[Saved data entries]
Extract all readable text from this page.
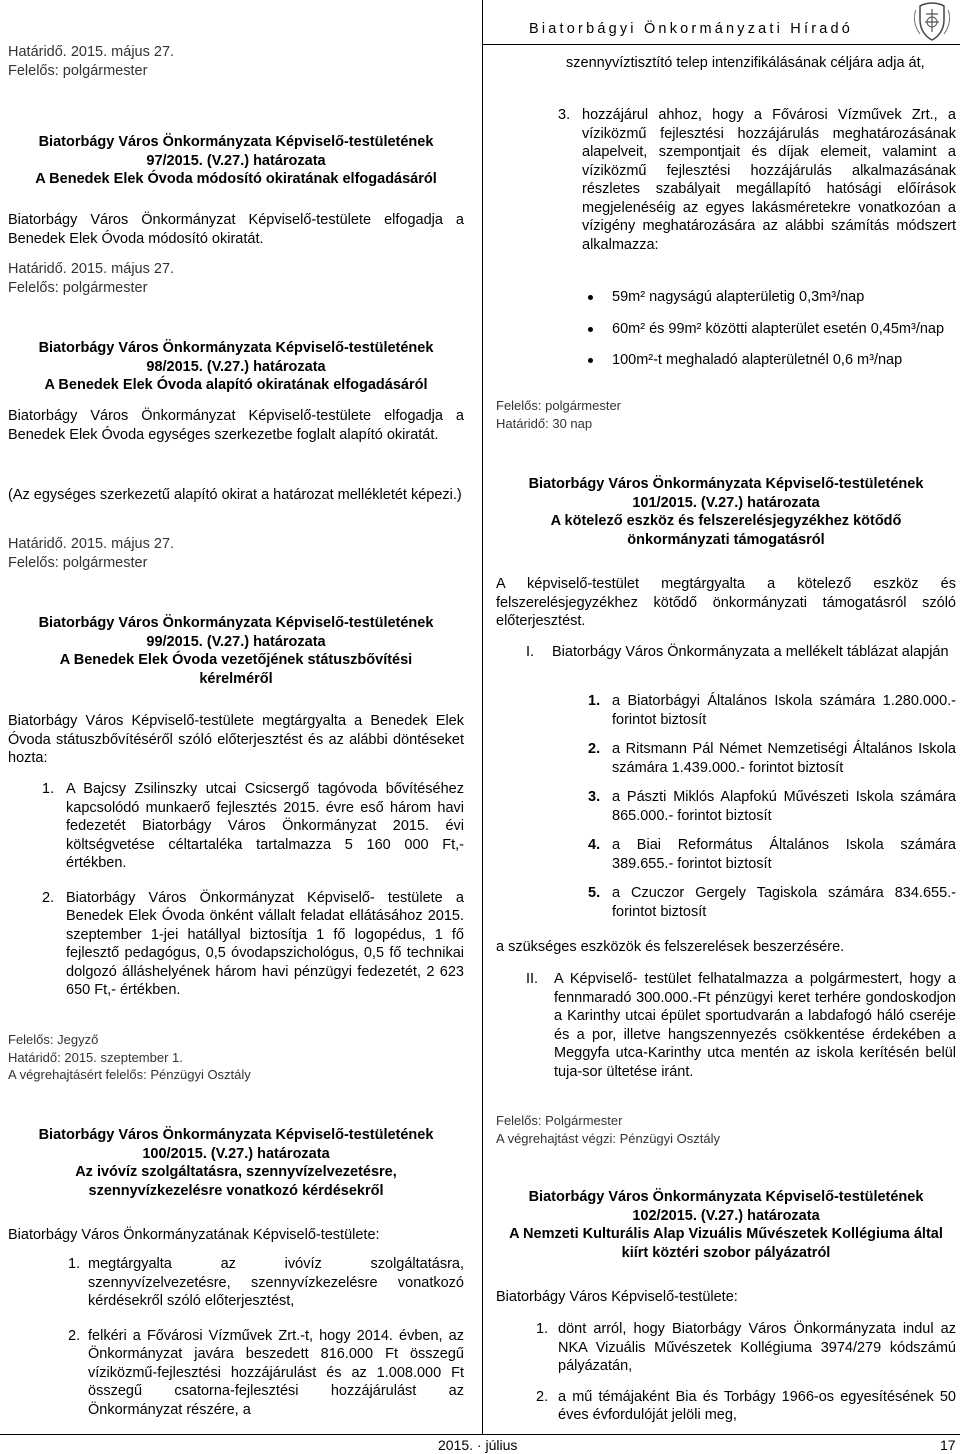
Biatorbágyi Önkormányzati Híradó
Határidő. 2015. május 27.
Felelős: polgármester
Biatorbágy Város Önkormányzata Képviselő-testületének
97/2015. (V.27.) határozata
A Benedek Elek Óvoda módosító okiratának elfogadásáról
Biatorbágy Város Önkormányzat Képviselő-testülete elfogadja a Benedek Elek Óvoda módosító okiratát.
Határidő. 2015. május 27.
Felelős: polgármester
Biatorbágy Város Önkormányzata Képviselő-testületének
98/2015. (V.27.) határozata
A Benedek Elek Óvoda alapító okiratának elfogadásáról
Biatorbágy Város Önkormányzat Képviselő-testülete elfogadja a Benedek Elek Óvoda egységes szerkezetbe foglalt alapító okiratát.
(Az egységes szerkezetű alapító okirat a határozat mellékletét képezi.)
Határidő. 2015. május 27.
Felelős: polgármester
Biatorbágy Város Önkormányzata Képviselő-testületének
99/2015. (V.27.) határozata
A Benedek Elek Óvoda vezetőjének státuszbővítési kérelméről
Biatorbágy Város Képviselő-testülete megtárgyalta a Benedek Elek Óvoda státuszbővítéséről szóló előterjesztést és az alábbi döntéseket hozta:
1. A Bajcsy Zsilinszky utcai Csicsergő tagóvoda bővítéséhez kapcsolódó munkaerő fejlesztés 2015. évre eső három havi fedezetét Biatorbágy Város Önkormányzat 2015. évi költségvetése céltartaléka tartalmazza 5 160 000 Ft,- értékben.
2. Biatorbágy Város Önkormányzat Képviselő- testülete a Benedek Elek Óvoda önként vállalt feladat ellátásához 2015. szeptember 1-jei hatállyal biztosítja 1 fő logopédus, 1 fő fejlesztő pedagógus, 0,5 óvodapszichológus, 0,5 fő technikai dolgozó álláshelyének három havi pénzügyi fedezetét, 2 623 650 Ft,- értékben.
Felelős: Jegyző
Határidő: 2015. szeptember 1.
A végrehajtásért felelős: Pénzügyi Osztály
Biatorbágy Város Önkormányzata Képviselő-testületének
100/2015. (V.27.) határozata
Az ivóvíz szolgáltatásra, szennyvízelvezetésre, szennyvízkezelésre vonatkozó kérdésekről
Biatorbágy Város Önkormányzatának Képviselő-testülete:
1. megtárgyalta az ivóvíz szolgáltatásra, szennyvízelvezetésre, szennyvízkezelésre vonatkozó kérdésekről szóló előterjesztést,
2. felkéri a Fővárosi Vízművek Zrt.-t, hogy 2014. évben, az Önkormányzat javára beszedett 816.000 Ft összegű víziközmű-fejlesztési hozzájárulást és az 1.008.000 Ft összegű csatorna-fejlesztési hozzájárulást az Önkormányzat részére, a
szennyvíztisztító telep intenzifikálásának céljára adja át,
3. hozzájárul ahhoz, hogy a Fővárosi Vízművek Zrt., a víziközmű fejlesztési hozzájárulás meghatározásának alapelveit, szempontjait és díjak elemeit, valamint a víziközmű fejlesztési hozzájárulás alkalmazásának részletes szabályait megállapító hatósági előírások megjelenéséig az egyes lakásméretekre vonatkozóan a vízigény meghatározására az alábbi számítás módszert alkalmazza:
59m² nagyságú alapterületig 0,3m³/nap
60m² és 99m² közötti alapterület esetén 0,45m³/nap
100m²-t meghaladó alapterületnél 0,6 m³/nap
Felelős: polgármester
Határidő: 30 nap
Biatorbágy Város Önkormányzata Képviselő-testületének
101/2015. (V.27.) határozata
A kötelező eszköz és felszerelésjegyzékhez kötődő önkormányzati támogatásról
A képviselő-testület megtárgyalta a kötelező eszköz és felszerelésjegyzékhez kötődő önkormányzati támogatásról szóló előterjesztést.
I. Biatorbágy Város Önkormányzata a mellékelt táblázat alapján
1. a Biatorbágyi Általános Iskola számára 1.280.000.- forintot biztosít
2. a Ritsmann Pál Német Nemzetiségi Általános Iskola számára 1.439.000.- forintot biztosít
3. a Pászti Miklós Alapfokú Művészeti Iskola számára 865.000.- forintot biztosít
4. a Biai Református Általános Iskola számára 389.655.- forintot biztosít
5. a Czuczor Gergely Tagiskola számára 834.655.- forintot biztosít
a szükséges eszközök és felszerelések beszerzésére.
II. A Képviselő- testület felhatalmazza a polgármestert, hogy a fennmaradó 300.000.-Ft pénzügyi keret terhére gondoskodjon a Karinthy utcai épület sportudvarán a labdafogó háló cseréje és a por, illetve hangszennyezés csökkentése érdekében a Meggyfa utca-Karinthy utca mentén az iskola kerítésén belül tuja-sor ültetése iránt.
Felelős: Polgármester
A végrehajtást végzi: Pénzügyi Osztály
Biatorbágy Város Önkormányzata Képviselő-testületének
102/2015. (V.27.) határozata
A Nemzeti Kulturális Alap Vizuális Művészetek Kollégiuma által kiírt köztéri szobor pályázatról
Biatorbágy Város Képviselő-testülete:
1. dönt arról, hogy Biatorbágy Város Önkormányzata indul az NKA Vizuális Művészetek Kollégiuma 3974/279 kódszámú pályázatán,
2. a mű témájaként Bia és Torbágy 1966-os egyesítésének 50 éves évfordulóját jelöli meg,
2015. · július	17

→ Given exercise: Restate each entry word for word, please, but drop any images it holds.

→ Answer:
Extract all readable text from this page.
Biatorbágyi Önkormányzati Híradó
Határidő. 2015. május 27.
Felelős: polgármester
Biatorbágy Város Önkormányzata Képviselő-testületének
97/2015. (V.27.) határozata
A Benedek Elek Óvoda módosító okiratának elfogadásáról
Biatorbágy Város Önkormányzat Képviselő-testülete elfogadja a Benedek Elek Óvoda módosító okiratát.
Határidő. 2015. május 27.
Felelős: polgármester
Biatorbágy Város Önkormányzata Képviselő-testületének
98/2015. (V.27.) határozata
A Benedek Elek Óvoda alapító okiratának elfogadásáról
Biatorbágy Város Önkormányzat Képviselő-testülete elfogadja a Benedek Elek Óvoda egységes szerkezetbe foglalt alapító okiratát.
(Az egységes szerkezetű alapító okirat a határozat mellékletét képezi.)
Határidő. 2015. május 27.
Felelős: polgármester
Biatorbágy Város Önkormányzata Képviselő-testületének
99/2015. (V.27.) határozata
A Benedek Elek Óvoda vezetőjének státuszbővítési kérelméről
Biatorbágy Város Képviselő-testülete megtárgyalta a Benedek Elek Óvoda státuszbővítéséről szóló előterjesztést és az alábbi döntéseket hozta:
1. A Bajcsy Zsilinszky utcai Csicsergő tagóvoda bővítéséhez kapcsolódó munkaerő fejlesztés 2015. évre eső három havi fedezetét Biatorbágy Város Önkormányzat 2015. évi költségvetése céltartaléka tartalmazza 5 160 000 Ft,- értékben.
2. Biatorbágy Város Önkormányzat Képviselő- testülete a Benedek Elek Óvoda önként vállalt feladat ellátásához 2015. szeptember 1-jei hatállyal biztosítja 1 fő logopédus, 1 fő fejlesztő pedagógus, 0,5 óvodapszichológus, 0,5 fő technikai dolgozó álláshelyének három havi pénzügyi fedezetét, 2 623 650 Ft,- értékben.
Felelős: Jegyző
Határidő: 2015. szeptember 1.
A végrehajtásért felelős: Pénzügyi Osztály
Biatorbágy Város Önkormányzata Képviselő-testületének
100/2015. (V.27.) határozata
Az ivóvíz szolgáltatásra, szennyvízelvezetésre, szennyvízkezelésre vonatkozó kérdésekről
Biatorbágy Város Önkormányzatának Képviselő-testülete:
1. megtárgyalta az ivóvíz szolgáltatásra, szennyvízelvezetésre, szennyvízkezelésre vonatkozó kérdésekről szóló előterjesztést,
2. felkéri a Fővárosi Vízművek Zrt.-t, hogy 2014. évben, az Önkormányzat javára beszedett 816.000 Ft összegű víziközmű-fejlesztési hozzájárulást és az 1.008.000 Ft összegű csatorna-fejlesztési hozzájárulást az Önkormányzat részére, a
szennyvíztisztító telep intenzifikálásának céljára adja át,
3. hozzájárul ahhoz, hogy a Fővárosi Vízművek Zrt., a víziközmű fejlesztési hozzájárulás meghatározásának alapelveit, szempontjait és díjak elemeit, valamint a víziközmű fejlesztési hozzájárulás alkalmazásának részletes szabályait megállapító hatósági előírások megjelenéséig az egyes lakásméretekre vonatkozóan a vízigény meghatározására az alábbi számítás módszert alkalmazza:
59m² nagyságú alapterületig 0,3m³/nap
60m² és 99m² közötti alapterület esetén 0,45m³/nap
100m²-t meghaladó alapterületnél 0,6 m³/nap
Felelős: polgármester
Határidő: 30 nap
Biatorbágy Város Önkormányzata Képviselő-testületének
101/2015. (V.27.) határozata
A kötelező eszköz és felszerelésjegyzékhez kötődő önkormányzati támogatásról
A képviselő-testület megtárgyalta a kötelező eszköz és felszerelésjegyzékhez kötődő önkormányzati támogatásról szóló előterjesztést.
I. Biatorbágy Város Önkormányzata a mellékelt táblázat alapján
1. a Biatorbágyi Általános Iskola számára 1.280.000.- forintot biztosít
2. a Ritsmann Pál Német Nemzetiségi Általános Iskola számára 1.439.000.- forintot biztosít
3. a Pászti Miklós Alapfokú Művészeti Iskola számára 865.000.- forintot biztosít
4. a Biai Református Általános Iskola számára 389.655.- forintot biztosít
5. a Czuczor Gergely Tagiskola számára 834.655.- forintot biztosít
a szükséges eszközök és felszerelések beszerzésére.
II. A Képviselő- testület felhatalmazza a polgármestert, hogy a fennmaradó 300.000.-Ft pénzügyi keret terhére gondoskodjon a Karinthy utcai épület sportudvarán a labdafogó háló cseréje és a por, illetve hangszennyezés csökkentése érdekében a Meggyfa utca-Karinthy utca mentén az iskola kerítésén belül tuja-sor ültetése iránt.
Felelős: Polgármester
A végrehajtást végzi: Pénzügyi Osztály
Biatorbágy Város Önkormányzata Képviselő-testületének
102/2015. (V.27.) határozata
A Nemzeti Kulturális Alap Vizuális Művészetek Kollégiuma által kiírt köztéri szobor pályázatról
Biatorbágy Város Képviselő-testülete:
1. dönt arról, hogy Biatorbágy Város Önkormányzata indul az NKA Vizuális Művészetek Kollégiuma 3974/279 kódszámú pályázatán,
2. a mű témájaként Bia és Torbágy 1966-os egyesítésének 50 éves évfordulóját jelöli meg,
2015. · július	17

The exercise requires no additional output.